[Start of DATA PROVIDED]
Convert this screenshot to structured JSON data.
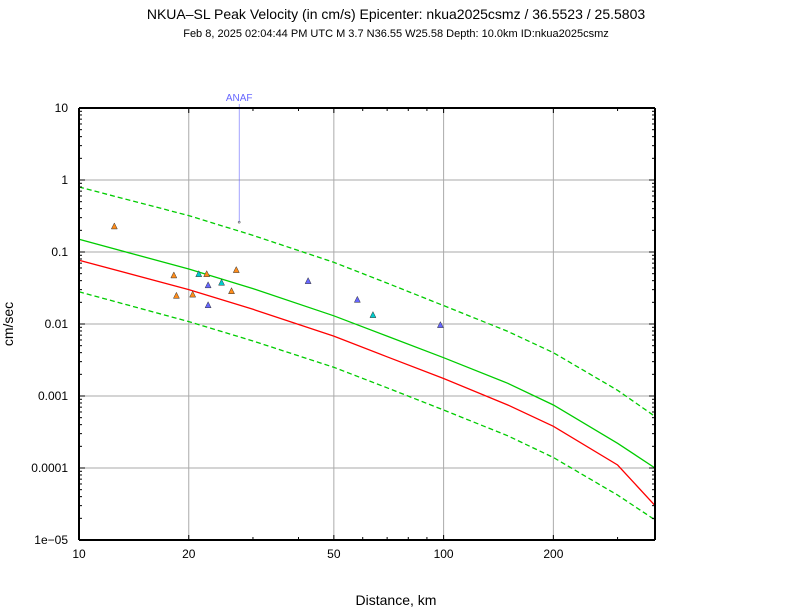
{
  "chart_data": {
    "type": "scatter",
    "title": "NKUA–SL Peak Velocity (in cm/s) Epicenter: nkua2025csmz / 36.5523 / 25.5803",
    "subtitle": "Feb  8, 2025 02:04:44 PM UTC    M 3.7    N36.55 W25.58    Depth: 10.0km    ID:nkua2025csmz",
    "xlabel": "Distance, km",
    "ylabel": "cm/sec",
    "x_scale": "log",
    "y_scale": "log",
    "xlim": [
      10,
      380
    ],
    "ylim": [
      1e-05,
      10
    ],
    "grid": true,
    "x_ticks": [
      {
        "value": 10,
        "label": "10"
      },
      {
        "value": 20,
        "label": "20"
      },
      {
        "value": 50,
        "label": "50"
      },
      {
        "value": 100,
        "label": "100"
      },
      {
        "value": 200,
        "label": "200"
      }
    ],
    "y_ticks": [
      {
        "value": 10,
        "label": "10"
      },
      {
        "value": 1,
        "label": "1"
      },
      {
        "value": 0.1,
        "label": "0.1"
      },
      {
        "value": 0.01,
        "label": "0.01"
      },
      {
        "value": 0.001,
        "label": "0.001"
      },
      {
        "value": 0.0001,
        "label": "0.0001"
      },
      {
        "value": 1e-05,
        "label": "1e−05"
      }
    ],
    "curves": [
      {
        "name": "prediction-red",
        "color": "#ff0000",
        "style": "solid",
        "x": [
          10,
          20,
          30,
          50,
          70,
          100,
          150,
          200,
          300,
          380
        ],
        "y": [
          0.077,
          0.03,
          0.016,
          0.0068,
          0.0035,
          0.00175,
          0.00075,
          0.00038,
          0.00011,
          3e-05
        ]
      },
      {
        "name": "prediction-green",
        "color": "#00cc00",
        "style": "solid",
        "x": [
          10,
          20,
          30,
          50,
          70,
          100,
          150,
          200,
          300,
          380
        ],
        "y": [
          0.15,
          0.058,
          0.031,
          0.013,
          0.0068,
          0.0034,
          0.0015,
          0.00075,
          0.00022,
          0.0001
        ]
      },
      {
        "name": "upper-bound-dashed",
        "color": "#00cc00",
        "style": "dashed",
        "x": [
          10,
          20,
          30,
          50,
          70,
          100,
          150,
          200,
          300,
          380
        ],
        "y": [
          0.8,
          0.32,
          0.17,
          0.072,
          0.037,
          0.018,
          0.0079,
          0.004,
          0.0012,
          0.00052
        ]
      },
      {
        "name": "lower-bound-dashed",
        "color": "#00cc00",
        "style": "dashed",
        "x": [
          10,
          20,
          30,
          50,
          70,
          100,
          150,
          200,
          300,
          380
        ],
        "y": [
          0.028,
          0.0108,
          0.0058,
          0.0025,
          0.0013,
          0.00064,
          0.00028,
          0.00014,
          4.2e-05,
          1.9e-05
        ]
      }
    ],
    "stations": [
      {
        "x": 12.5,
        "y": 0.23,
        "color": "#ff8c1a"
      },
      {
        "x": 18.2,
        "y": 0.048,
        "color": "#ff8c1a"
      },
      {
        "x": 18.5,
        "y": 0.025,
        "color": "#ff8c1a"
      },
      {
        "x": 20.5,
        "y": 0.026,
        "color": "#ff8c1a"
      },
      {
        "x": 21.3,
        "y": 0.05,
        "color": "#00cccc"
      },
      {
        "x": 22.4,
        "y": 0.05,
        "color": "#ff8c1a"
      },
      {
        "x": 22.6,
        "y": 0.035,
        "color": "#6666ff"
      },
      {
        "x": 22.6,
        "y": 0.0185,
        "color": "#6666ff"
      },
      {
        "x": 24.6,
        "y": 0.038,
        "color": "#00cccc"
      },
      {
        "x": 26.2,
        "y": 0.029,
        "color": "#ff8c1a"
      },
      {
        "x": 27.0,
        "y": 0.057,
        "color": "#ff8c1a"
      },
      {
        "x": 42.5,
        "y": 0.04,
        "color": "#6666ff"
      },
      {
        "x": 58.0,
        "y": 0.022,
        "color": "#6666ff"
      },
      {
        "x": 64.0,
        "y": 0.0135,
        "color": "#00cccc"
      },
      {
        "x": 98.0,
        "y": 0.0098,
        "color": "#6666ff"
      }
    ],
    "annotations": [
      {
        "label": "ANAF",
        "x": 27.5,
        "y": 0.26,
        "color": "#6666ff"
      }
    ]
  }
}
[End of DATA PROVIDED]
[Start of DATA PROVIDED]
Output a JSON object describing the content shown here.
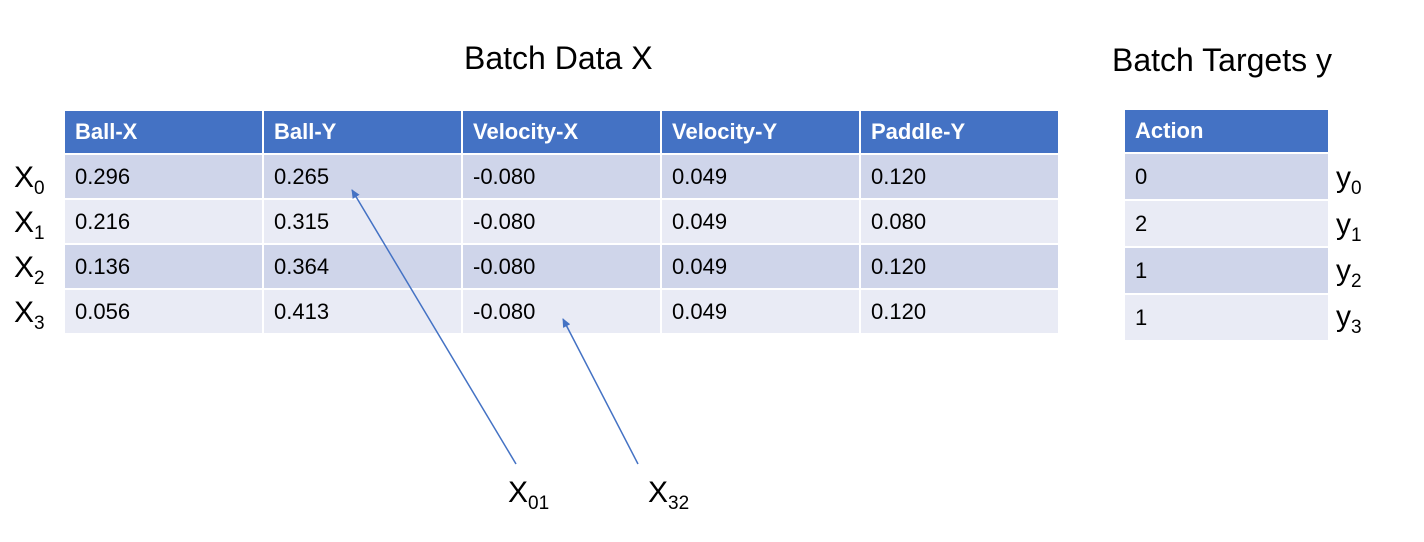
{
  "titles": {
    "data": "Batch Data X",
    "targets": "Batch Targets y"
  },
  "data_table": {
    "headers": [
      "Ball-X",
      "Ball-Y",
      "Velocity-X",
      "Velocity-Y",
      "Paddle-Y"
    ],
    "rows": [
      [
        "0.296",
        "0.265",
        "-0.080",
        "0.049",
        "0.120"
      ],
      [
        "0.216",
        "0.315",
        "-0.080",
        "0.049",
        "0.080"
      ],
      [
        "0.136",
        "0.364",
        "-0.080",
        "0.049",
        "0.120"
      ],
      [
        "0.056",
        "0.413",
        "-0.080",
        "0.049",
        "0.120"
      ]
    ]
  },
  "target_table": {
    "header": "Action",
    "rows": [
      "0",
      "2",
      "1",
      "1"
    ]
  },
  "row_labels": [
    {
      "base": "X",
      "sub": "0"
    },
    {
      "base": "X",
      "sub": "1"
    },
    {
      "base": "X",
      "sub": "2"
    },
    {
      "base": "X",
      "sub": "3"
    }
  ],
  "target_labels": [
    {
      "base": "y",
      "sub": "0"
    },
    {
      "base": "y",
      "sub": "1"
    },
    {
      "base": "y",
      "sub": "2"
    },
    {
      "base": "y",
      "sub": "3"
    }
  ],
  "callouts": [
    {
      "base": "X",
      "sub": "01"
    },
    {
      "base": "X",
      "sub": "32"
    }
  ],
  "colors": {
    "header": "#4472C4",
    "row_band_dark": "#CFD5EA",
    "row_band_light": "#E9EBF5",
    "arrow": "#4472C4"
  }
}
[End of DATA PROVIDED]
[Start of DATA PROVIDED]
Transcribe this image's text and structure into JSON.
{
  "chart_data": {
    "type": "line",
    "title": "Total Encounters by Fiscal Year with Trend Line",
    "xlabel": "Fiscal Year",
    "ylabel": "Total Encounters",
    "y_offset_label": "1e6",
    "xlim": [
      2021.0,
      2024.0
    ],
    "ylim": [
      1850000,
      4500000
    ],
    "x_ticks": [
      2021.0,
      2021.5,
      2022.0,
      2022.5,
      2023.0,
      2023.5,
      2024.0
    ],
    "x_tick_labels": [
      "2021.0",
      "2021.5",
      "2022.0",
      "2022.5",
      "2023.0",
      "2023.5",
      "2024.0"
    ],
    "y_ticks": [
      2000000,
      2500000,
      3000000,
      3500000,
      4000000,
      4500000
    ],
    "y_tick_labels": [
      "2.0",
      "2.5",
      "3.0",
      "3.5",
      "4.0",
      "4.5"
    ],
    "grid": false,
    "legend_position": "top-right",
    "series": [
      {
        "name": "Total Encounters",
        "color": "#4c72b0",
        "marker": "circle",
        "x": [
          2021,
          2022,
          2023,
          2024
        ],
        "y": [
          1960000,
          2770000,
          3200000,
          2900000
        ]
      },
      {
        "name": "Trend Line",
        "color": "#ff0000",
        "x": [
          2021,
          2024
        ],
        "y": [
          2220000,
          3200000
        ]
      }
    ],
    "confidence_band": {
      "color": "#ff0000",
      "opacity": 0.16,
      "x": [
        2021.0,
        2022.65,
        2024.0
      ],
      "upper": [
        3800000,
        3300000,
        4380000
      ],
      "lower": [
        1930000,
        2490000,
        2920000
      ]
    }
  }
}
[End of DATA PROVIDED]
* TASK DESCRIPTION *
Select every line of the material above holding the word "Fiscal" and copy it.

* RESPONSE TO THE TASK *
    "title": "Total Encounters by Fiscal Year with Trend Line",
    "xlabel": "Fiscal Year",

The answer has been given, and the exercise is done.